WHAT YOU WILL DO - Pull every "Enter" line out of the data below.

MATERIAL FOR THIS TASK -
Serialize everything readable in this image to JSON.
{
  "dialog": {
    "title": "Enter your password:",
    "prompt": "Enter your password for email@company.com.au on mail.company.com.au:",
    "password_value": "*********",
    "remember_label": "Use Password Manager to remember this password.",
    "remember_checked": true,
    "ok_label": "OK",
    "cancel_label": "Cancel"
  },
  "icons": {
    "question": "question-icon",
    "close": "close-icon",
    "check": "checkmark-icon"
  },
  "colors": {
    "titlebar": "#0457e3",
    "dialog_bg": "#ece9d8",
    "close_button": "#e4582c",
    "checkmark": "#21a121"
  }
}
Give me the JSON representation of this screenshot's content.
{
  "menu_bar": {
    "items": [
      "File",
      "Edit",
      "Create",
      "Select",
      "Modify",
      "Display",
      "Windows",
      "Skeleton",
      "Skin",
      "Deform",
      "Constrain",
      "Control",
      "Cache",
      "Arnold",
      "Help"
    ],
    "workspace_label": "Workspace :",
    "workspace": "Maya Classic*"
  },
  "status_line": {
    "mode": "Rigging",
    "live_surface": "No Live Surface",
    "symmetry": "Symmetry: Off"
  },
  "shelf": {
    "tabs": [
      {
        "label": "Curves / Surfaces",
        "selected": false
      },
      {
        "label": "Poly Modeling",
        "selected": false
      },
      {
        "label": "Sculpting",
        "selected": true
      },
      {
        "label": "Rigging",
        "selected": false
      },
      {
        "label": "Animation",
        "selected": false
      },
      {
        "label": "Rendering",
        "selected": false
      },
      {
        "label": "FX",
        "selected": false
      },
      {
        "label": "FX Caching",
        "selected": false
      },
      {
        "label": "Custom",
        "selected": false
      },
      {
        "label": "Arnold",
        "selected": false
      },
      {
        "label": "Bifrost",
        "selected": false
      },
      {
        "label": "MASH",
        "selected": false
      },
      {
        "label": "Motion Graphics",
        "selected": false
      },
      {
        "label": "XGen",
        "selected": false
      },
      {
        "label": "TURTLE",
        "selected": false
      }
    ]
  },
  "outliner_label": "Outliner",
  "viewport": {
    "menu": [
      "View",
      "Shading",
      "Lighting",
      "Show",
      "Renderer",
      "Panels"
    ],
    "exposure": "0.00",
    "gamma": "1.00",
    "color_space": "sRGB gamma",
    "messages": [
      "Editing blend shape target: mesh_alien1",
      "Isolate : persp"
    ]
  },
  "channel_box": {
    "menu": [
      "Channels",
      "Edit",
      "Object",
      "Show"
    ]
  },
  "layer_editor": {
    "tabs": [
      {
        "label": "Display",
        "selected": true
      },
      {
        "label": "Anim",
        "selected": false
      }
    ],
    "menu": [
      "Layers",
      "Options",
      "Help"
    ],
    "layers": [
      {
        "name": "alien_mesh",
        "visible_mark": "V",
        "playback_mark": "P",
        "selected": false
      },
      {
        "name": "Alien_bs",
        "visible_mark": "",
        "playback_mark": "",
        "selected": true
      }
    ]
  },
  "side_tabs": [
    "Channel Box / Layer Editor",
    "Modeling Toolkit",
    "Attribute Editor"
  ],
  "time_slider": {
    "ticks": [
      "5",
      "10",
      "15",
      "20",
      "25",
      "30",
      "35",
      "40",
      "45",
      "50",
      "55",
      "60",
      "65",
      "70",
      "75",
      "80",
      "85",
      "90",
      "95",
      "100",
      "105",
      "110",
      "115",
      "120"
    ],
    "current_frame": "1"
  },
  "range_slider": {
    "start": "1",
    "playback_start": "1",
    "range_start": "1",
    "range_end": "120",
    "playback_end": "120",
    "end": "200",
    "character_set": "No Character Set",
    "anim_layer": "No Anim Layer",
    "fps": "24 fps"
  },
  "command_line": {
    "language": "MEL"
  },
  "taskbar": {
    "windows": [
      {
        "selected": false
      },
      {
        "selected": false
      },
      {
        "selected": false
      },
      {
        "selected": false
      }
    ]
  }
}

OUTPUT OF THE EXERCISE -
    "title": "Enter your password:",
    "prompt": "Enter your password for email@company.com.au on mail.company.com.au:",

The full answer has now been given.